Extracted material:
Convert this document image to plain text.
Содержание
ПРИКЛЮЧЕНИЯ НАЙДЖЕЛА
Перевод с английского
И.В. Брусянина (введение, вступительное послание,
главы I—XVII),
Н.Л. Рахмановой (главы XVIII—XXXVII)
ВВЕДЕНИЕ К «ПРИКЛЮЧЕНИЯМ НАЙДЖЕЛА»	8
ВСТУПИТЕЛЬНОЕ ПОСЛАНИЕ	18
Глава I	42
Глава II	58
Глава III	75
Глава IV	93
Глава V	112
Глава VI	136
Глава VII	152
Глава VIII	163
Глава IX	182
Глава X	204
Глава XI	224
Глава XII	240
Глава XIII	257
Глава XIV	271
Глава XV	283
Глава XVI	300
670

Goal of the exercise: Print out every entry, keeping each one exact.

Task solution:
Convert this document image to plain text.
Содержание
ПРИКЛЮЧЕНИЯ НАЙДЖЕЛА
Перевод с английского
И.В. Брусянина (введение, вступительное послание,
главы I—XVII),
Н.Л. Рахмановой (главы XVIII—XXXVII)
ВВЕДЕНИЕ К «ПРИКЛЮЧЕНИЯМ НАЙДЖЕЛА»	8
ВСТУПИТЕЛЬНОЕ ПОСЛАНИЕ	18
Глава I	42
Глава II	58
Глава III	75
Глава IV	93
Глава V	112
Глава VI	136
Глава VII	152
Глава VIII	163
Глава IX	182
Глава X	204
Глава XI	224
Глава XII	240
Глава XIII	257
Глава XIV	271
Глава XV	283
Глава XVI	300
670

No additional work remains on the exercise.